● What you need to do
Tally the lines in the listing below that include "port". Answer with the count and nothing more.

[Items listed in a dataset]
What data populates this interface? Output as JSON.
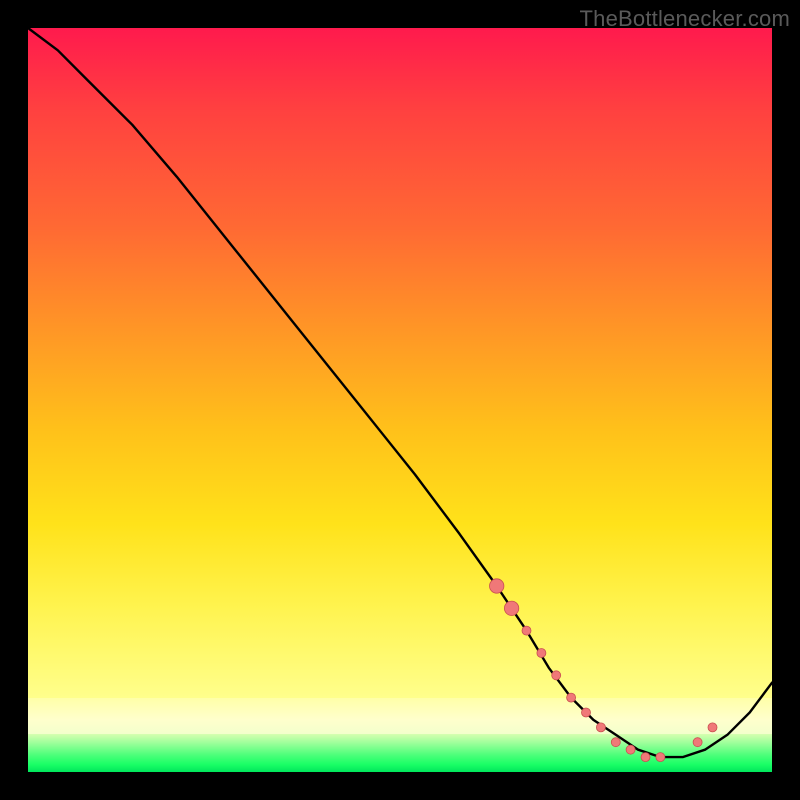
{
  "watermark": "TheBottlenecker.com",
  "colors": {
    "frame_bg": "#000000",
    "curve_stroke": "#000000",
    "marker_fill": "#f07878",
    "marker_stroke": "#c95050"
  },
  "chart_data": {
    "type": "line",
    "title": "",
    "xlabel": "",
    "ylabel": "",
    "xlim": [
      0,
      100
    ],
    "ylim": [
      0,
      100
    ],
    "series": [
      {
        "name": "curve",
        "x": [
          0,
          4,
          8,
          14,
          20,
          28,
          36,
          44,
          52,
          58,
          63,
          67,
          70,
          73,
          76,
          79,
          82,
          85,
          88,
          91,
          94,
          97,
          100
        ],
        "y": [
          100,
          97,
          93,
          87,
          80,
          70,
          60,
          50,
          40,
          32,
          25,
          19,
          14,
          10,
          7,
          5,
          3,
          2,
          2,
          3,
          5,
          8,
          12
        ]
      }
    ],
    "markers": {
      "name": "highlight-points",
      "x": [
        63,
        65,
        67,
        69,
        71,
        73,
        75,
        77,
        79,
        81,
        83,
        85,
        90,
        92
      ],
      "y": [
        25,
        22,
        19,
        16,
        13,
        10,
        8,
        6,
        4,
        3,
        2,
        2,
        4,
        6
      ],
      "size_default": 4.5,
      "size_large_indices": [
        0,
        1
      ]
    },
    "background_bands": [
      {
        "from_y": 10,
        "to_y": 100,
        "gradient": "red-to-yellow"
      },
      {
        "from_y": 5,
        "to_y": 10,
        "gradient": "pale-yellow"
      },
      {
        "from_y": 0,
        "to_y": 5,
        "gradient": "green"
      }
    ]
  }
}
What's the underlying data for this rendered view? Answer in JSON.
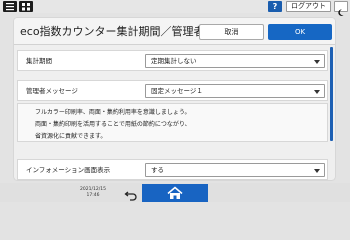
{
  "header": {
    "help_label": "?",
    "logout_label": "ログアウト"
  },
  "dialog": {
    "title": "eco指数カウンター集計期間／管理者メ...",
    "cancel_label": "取消",
    "ok_label": "OK"
  },
  "settings": [
    {
      "label": "集計期間",
      "value": "定期集計しない"
    },
    {
      "label": "管理者メッセージ",
      "value": "固定メッセージ１"
    }
  ],
  "message_lines": [
    "フルカラー印刷率、両面・集約利用率を意識しましょう。",
    "両面・集約印刷を活用することで用紙の節約につながり、",
    "省資源化に貢献できます。"
  ],
  "info_row": {
    "label": "インフォメーション画面表示",
    "value": "する"
  },
  "footer": {
    "date": "2021/12/15",
    "time": "17:46"
  },
  "colors": {
    "accent": "#1667c4",
    "home": "#1864c2"
  },
  "icons": [
    "menu-icon",
    "grid-icon",
    "help-icon",
    "moon-icon",
    "back-icon",
    "home-icon"
  ]
}
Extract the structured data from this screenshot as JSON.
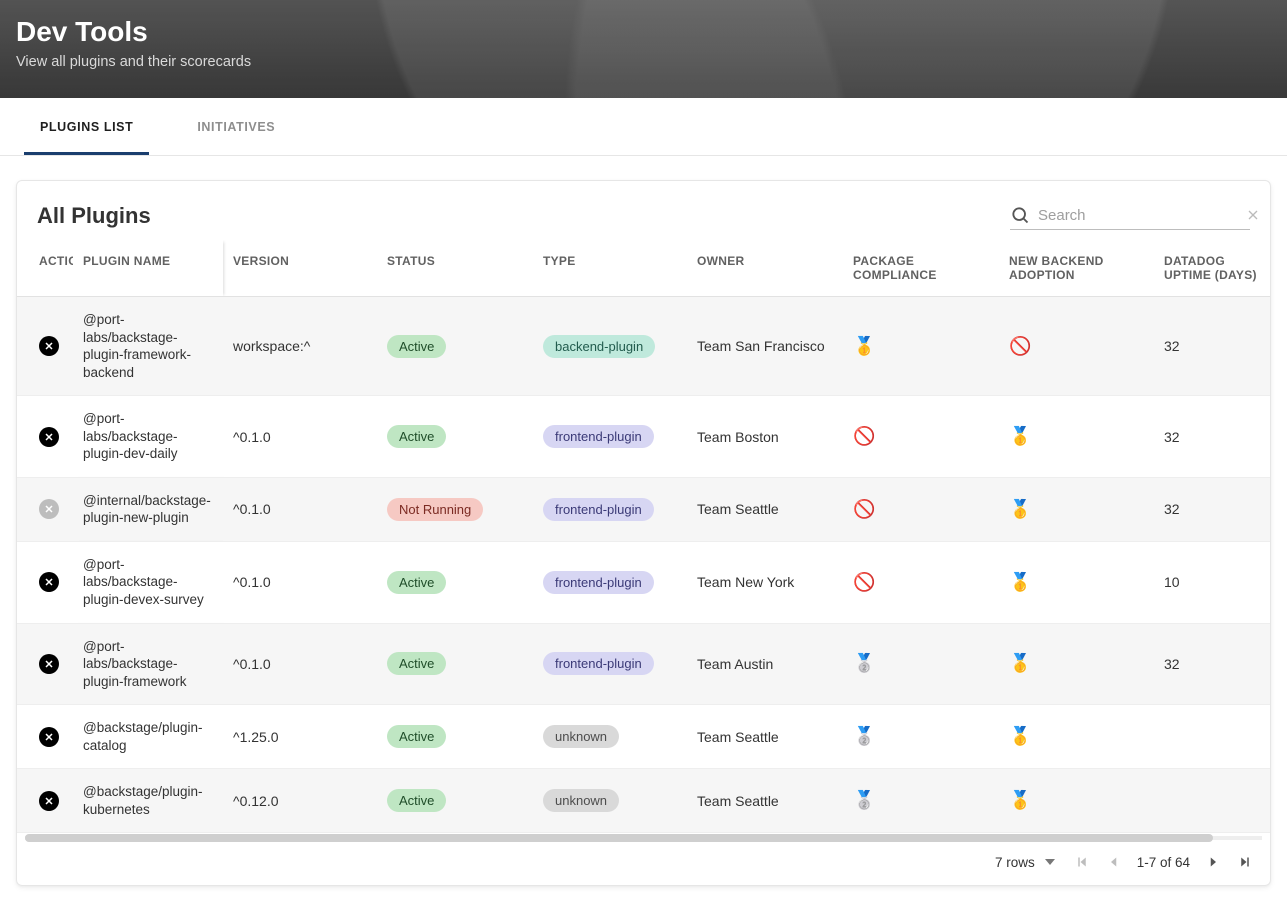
{
  "header": {
    "title": "Dev Tools",
    "subtitle": "View all plugins and their scorecards"
  },
  "tabs": [
    {
      "label": "PLUGINS LIST",
      "active": true
    },
    {
      "label": "INITIATIVES",
      "active": false
    }
  ],
  "panel": {
    "title": "All Plugins",
    "search_placeholder": "Search"
  },
  "columns": {
    "actions": "ACTIONS",
    "plugin_name": "PLUGIN NAME",
    "version": "VERSION",
    "status": "STATUS",
    "type": "TYPE",
    "owner": "OWNER",
    "package_compliance": "PACKAGE COMPLIANCE",
    "new_backend_adoption": "NEW BACKEND ADOPTION",
    "datadog_uptime": "DATADOG UPTIME (DAYS)"
  },
  "rows": [
    {
      "action_enabled": true,
      "name": "@port-labs/backstage-plugin-framework-backend",
      "version": "workspace:^",
      "status": {
        "label": "Active",
        "variant": "green"
      },
      "type": {
        "label": "backend-plugin",
        "variant": "mint"
      },
      "owner": "Team San Francisco",
      "package_compliance": "🥇",
      "new_backend_adoption": "🚫",
      "uptime": "32"
    },
    {
      "action_enabled": true,
      "name": "@port-labs/backstage-plugin-dev-daily",
      "version": "^0.1.0",
      "status": {
        "label": "Active",
        "variant": "green"
      },
      "type": {
        "label": "frontend-plugin",
        "variant": "lav"
      },
      "owner": "Team Boston",
      "package_compliance": "🚫",
      "new_backend_adoption": "🥇",
      "uptime": "32"
    },
    {
      "action_enabled": false,
      "name": "@internal/backstage-plugin-new-plugin",
      "version": "^0.1.0",
      "status": {
        "label": "Not Running",
        "variant": "red"
      },
      "type": {
        "label": "frontend-plugin",
        "variant": "lav"
      },
      "owner": "Team Seattle",
      "package_compliance": "🚫",
      "new_backend_adoption": "🥇",
      "uptime": "32"
    },
    {
      "action_enabled": true,
      "name": "@port-labs/backstage-plugin-devex-survey",
      "version": "^0.1.0",
      "status": {
        "label": "Active",
        "variant": "green"
      },
      "type": {
        "label": "frontend-plugin",
        "variant": "lav"
      },
      "owner": "Team New York",
      "package_compliance": "🚫",
      "new_backend_adoption": "🥇",
      "uptime": "10"
    },
    {
      "action_enabled": true,
      "name": "@port-labs/backstage-plugin-framework",
      "version": "^0.1.0",
      "status": {
        "label": "Active",
        "variant": "green"
      },
      "type": {
        "label": "frontend-plugin",
        "variant": "lav"
      },
      "owner": "Team Austin",
      "package_compliance": "🥈",
      "new_backend_adoption": "🥇",
      "uptime": "32"
    },
    {
      "action_enabled": true,
      "name": "@backstage/plugin-catalog",
      "version": "^1.25.0",
      "status": {
        "label": "Active",
        "variant": "green"
      },
      "type": {
        "label": "unknown",
        "variant": "grey"
      },
      "owner": "Team Seattle",
      "package_compliance": "🥈",
      "new_backend_adoption": "🥇",
      "uptime": ""
    },
    {
      "action_enabled": true,
      "name": "@backstage/plugin-kubernetes",
      "version": "^0.12.0",
      "status": {
        "label": "Active",
        "variant": "green"
      },
      "type": {
        "label": "unknown",
        "variant": "grey"
      },
      "owner": "Team Seattle",
      "package_compliance": "🥈",
      "new_backend_adoption": "🥇",
      "uptime": ""
    }
  ],
  "pagination": {
    "rows_label": "7 rows",
    "range": "1-7 of 64"
  }
}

● Solution to the problem
4